* _CHALLENGE_
Give only the number of lines in the records that include the string "grid".

* _SOURCE DATA_
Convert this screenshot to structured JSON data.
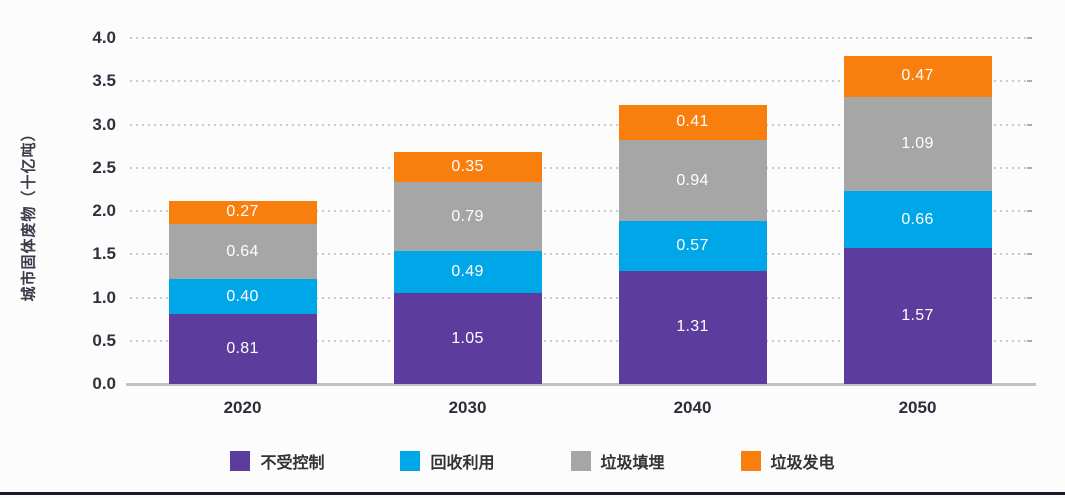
{
  "chart_data": {
    "type": "bar",
    "stacked": true,
    "title": "",
    "xlabel": "",
    "ylabel": "城市固体废物（十亿吨）",
    "categories": [
      "2020",
      "2030",
      "2040",
      "2050"
    ],
    "series": [
      {
        "name": "不受控制",
        "color": "#5C3D9E",
        "values": [
          0.81,
          1.05,
          1.31,
          1.57
        ]
      },
      {
        "name": "回收利用",
        "color": "#00A7E8",
        "values": [
          0.4,
          0.49,
          0.57,
          0.66
        ]
      },
      {
        "name": "垃圾填埋",
        "color": "#A6A6A6",
        "values": [
          0.64,
          0.79,
          0.94,
          1.09
        ]
      },
      {
        "name": "垃圾发电",
        "color": "#F87E0D",
        "values": [
          0.27,
          0.35,
          0.41,
          0.47
        ]
      }
    ],
    "totals": [
      2.12,
      2.68,
      3.23,
      3.79
    ],
    "y_ticks": [
      "4.0",
      "3.5",
      "3.0",
      "2.5",
      "2.0",
      "1.5",
      "1.0",
      "0.5",
      "0.0"
    ],
    "ylim": [
      0.0,
      4.0
    ],
    "grid": "horizontal-dotted",
    "legend_position": "bottom",
    "value_label_color": "#FFFFFF",
    "value_label_format": "2-decimals"
  }
}
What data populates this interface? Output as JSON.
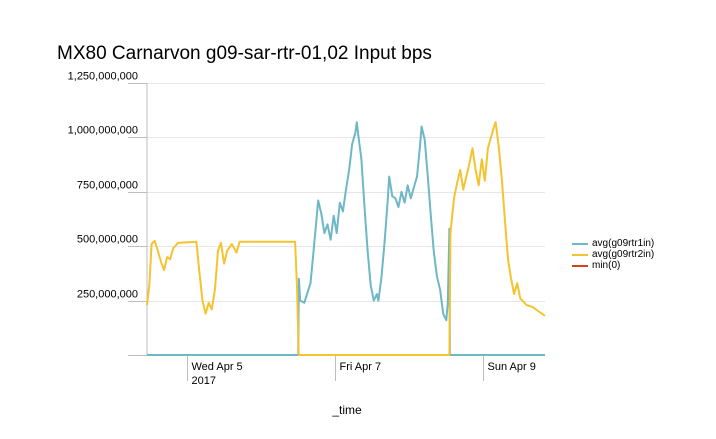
{
  "chart_data": {
    "type": "line",
    "title": "MX80 Carnarvon g09-sar-rtr-01,02 Input bps",
    "xlabel": "_time",
    "ylabel": "",
    "ylim": [
      0,
      1250000000
    ],
    "yticks": [
      {
        "value": 250000000,
        "label": "250,000,000"
      },
      {
        "value": 500000000,
        "label": "500,000,000"
      },
      {
        "value": 750000000,
        "label": "750,000,000"
      },
      {
        "value": 1000000000,
        "label": "1,000,000,000"
      },
      {
        "value": 1250000000,
        "label": "1,250,000,000"
      }
    ],
    "xrange": [
      "2017-04-04 11:00",
      "2017-04-09 20:00"
    ],
    "xticks": [
      {
        "time": "2017-04-05 00:00",
        "label": "Wed Apr 5",
        "sublabel": "2017"
      },
      {
        "time": "2017-04-07 00:00",
        "label": "Fri Apr 7",
        "sublabel": ""
      },
      {
        "time": "2017-04-09 00:00",
        "label": "Sun Apr 9",
        "sublabel": ""
      }
    ],
    "grid": "horizontal",
    "legend_position": "right",
    "series": [
      {
        "name": "avg(g09rtr1in)",
        "color": "#6db7c6",
        "points": [
          [
            "2017-04-04 11:00",
            0
          ],
          [
            "2017-04-06 12:00",
            0
          ],
          [
            "2017-04-06 12:15",
            350000000
          ],
          [
            "2017-04-06 12:40",
            250000000
          ],
          [
            "2017-04-06 14:00",
            240000000
          ],
          [
            "2017-04-06 16:00",
            330000000
          ],
          [
            "2017-04-06 17:00",
            480000000
          ],
          [
            "2017-04-06 18:30",
            710000000
          ],
          [
            "2017-04-06 19:30",
            650000000
          ],
          [
            "2017-04-06 20:30",
            560000000
          ],
          [
            "2017-04-06 21:30",
            600000000
          ],
          [
            "2017-04-06 22:30",
            530000000
          ],
          [
            "2017-04-06 23:30",
            640000000
          ],
          [
            "2017-04-07 00:30",
            560000000
          ],
          [
            "2017-04-07 01:30",
            700000000
          ],
          [
            "2017-04-07 02:30",
            660000000
          ],
          [
            "2017-04-07 03:30",
            760000000
          ],
          [
            "2017-04-07 04:30",
            850000000
          ],
          [
            "2017-04-07 05:30",
            970000000
          ],
          [
            "2017-04-07 06:30",
            1020000000
          ],
          [
            "2017-04-07 07:00",
            1070000000
          ],
          [
            "2017-04-07 07:30",
            1010000000
          ],
          [
            "2017-04-07 08:30",
            900000000
          ],
          [
            "2017-04-07 09:30",
            680000000
          ],
          [
            "2017-04-07 10:30",
            480000000
          ],
          [
            "2017-04-07 11:30",
            320000000
          ],
          [
            "2017-04-07 12:30",
            250000000
          ],
          [
            "2017-04-07 13:30",
            280000000
          ],
          [
            "2017-04-07 14:00",
            250000000
          ],
          [
            "2017-04-07 15:00",
            360000000
          ],
          [
            "2017-04-07 16:00",
            520000000
          ],
          [
            "2017-04-07 17:00",
            710000000
          ],
          [
            "2017-04-07 17:30",
            820000000
          ],
          [
            "2017-04-07 18:30",
            730000000
          ],
          [
            "2017-04-07 19:30",
            720000000
          ],
          [
            "2017-04-07 20:30",
            680000000
          ],
          [
            "2017-04-07 21:30",
            750000000
          ],
          [
            "2017-04-07 22:30",
            700000000
          ],
          [
            "2017-04-07 23:30",
            780000000
          ],
          [
            "2017-04-08 00:30",
            720000000
          ],
          [
            "2017-04-08 01:30",
            770000000
          ],
          [
            "2017-04-08 02:30",
            820000000
          ],
          [
            "2017-04-08 03:30",
            960000000
          ],
          [
            "2017-04-08 04:00",
            1050000000
          ],
          [
            "2017-04-08 05:00",
            990000000
          ],
          [
            "2017-04-08 06:00",
            820000000
          ],
          [
            "2017-04-08 07:00",
            640000000
          ],
          [
            "2017-04-08 08:00",
            470000000
          ],
          [
            "2017-04-08 09:00",
            360000000
          ],
          [
            "2017-04-08 10:00",
            300000000
          ],
          [
            "2017-04-08 11:00",
            190000000
          ],
          [
            "2017-04-08 12:00",
            160000000
          ],
          [
            "2017-04-08 12:30",
            240000000
          ],
          [
            "2017-04-08 13:00",
            580000000
          ],
          [
            "2017-04-08 13:10",
            0
          ],
          [
            "2017-04-09 20:00",
            0
          ]
        ]
      },
      {
        "name": "avg(g09rtr2in)",
        "color": "#f4c430",
        "points": [
          [
            "2017-04-04 11:00",
            230000000
          ],
          [
            "2017-04-04 11:45",
            320000000
          ],
          [
            "2017-04-04 12:30",
            510000000
          ],
          [
            "2017-04-04 13:30",
            525000000
          ],
          [
            "2017-04-04 14:30",
            480000000
          ],
          [
            "2017-04-04 15:30",
            430000000
          ],
          [
            "2017-04-04 16:30",
            390000000
          ],
          [
            "2017-04-04 17:30",
            450000000
          ],
          [
            "2017-04-04 18:30",
            440000000
          ],
          [
            "2017-04-04 19:30",
            490000000
          ],
          [
            "2017-04-04 21:00",
            515000000
          ],
          [
            "2017-04-05 03:00",
            520000000
          ],
          [
            "2017-04-05 04:00",
            380000000
          ],
          [
            "2017-04-05 05:00",
            250000000
          ],
          [
            "2017-04-05 06:00",
            190000000
          ],
          [
            "2017-04-05 07:00",
            240000000
          ],
          [
            "2017-04-05 08:00",
            210000000
          ],
          [
            "2017-04-05 09:00",
            300000000
          ],
          [
            "2017-04-05 10:00",
            480000000
          ],
          [
            "2017-04-05 11:00",
            515000000
          ],
          [
            "2017-04-05 12:00",
            420000000
          ],
          [
            "2017-04-05 13:00",
            480000000
          ],
          [
            "2017-04-05 14:30",
            510000000
          ],
          [
            "2017-04-05 16:00",
            470000000
          ],
          [
            "2017-04-05 17:00",
            520000000
          ],
          [
            "2017-04-06 11:00",
            520000000
          ],
          [
            "2017-04-06 11:40",
            300000000
          ],
          [
            "2017-04-06 12:10",
            0
          ],
          [
            "2017-04-08 13:00",
            0
          ],
          [
            "2017-04-08 13:20",
            560000000
          ],
          [
            "2017-04-08 14:30",
            720000000
          ],
          [
            "2017-04-08 15:30",
            790000000
          ],
          [
            "2017-04-08 16:30",
            850000000
          ],
          [
            "2017-04-08 17:30",
            760000000
          ],
          [
            "2017-04-08 18:30",
            820000000
          ],
          [
            "2017-04-08 19:30",
            880000000
          ],
          [
            "2017-04-08 20:30",
            950000000
          ],
          [
            "2017-04-08 21:30",
            850000000
          ],
          [
            "2017-04-08 22:30",
            780000000
          ],
          [
            "2017-04-08 23:30",
            900000000
          ],
          [
            "2017-04-09 00:30",
            800000000
          ],
          [
            "2017-04-09 01:30",
            950000000
          ],
          [
            "2017-04-09 02:30",
            1000000000
          ],
          [
            "2017-04-09 03:30",
            1050000000
          ],
          [
            "2017-04-09 04:00",
            1070000000
          ],
          [
            "2017-04-09 05:00",
            960000000
          ],
          [
            "2017-04-09 06:00",
            810000000
          ],
          [
            "2017-04-09 07:00",
            620000000
          ],
          [
            "2017-04-09 08:00",
            440000000
          ],
          [
            "2017-04-09 09:00",
            350000000
          ],
          [
            "2017-04-09 10:00",
            280000000
          ],
          [
            "2017-04-09 11:00",
            330000000
          ],
          [
            "2017-04-09 12:00",
            260000000
          ],
          [
            "2017-04-09 14:00",
            230000000
          ],
          [
            "2017-04-09 16:00",
            220000000
          ],
          [
            "2017-04-09 18:00",
            200000000
          ],
          [
            "2017-04-09 20:00",
            180000000
          ]
        ]
      },
      {
        "name": "min(0)",
        "color": "#d9411e",
        "points": []
      }
    ]
  }
}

* _EXERCISE OUTPUT_
2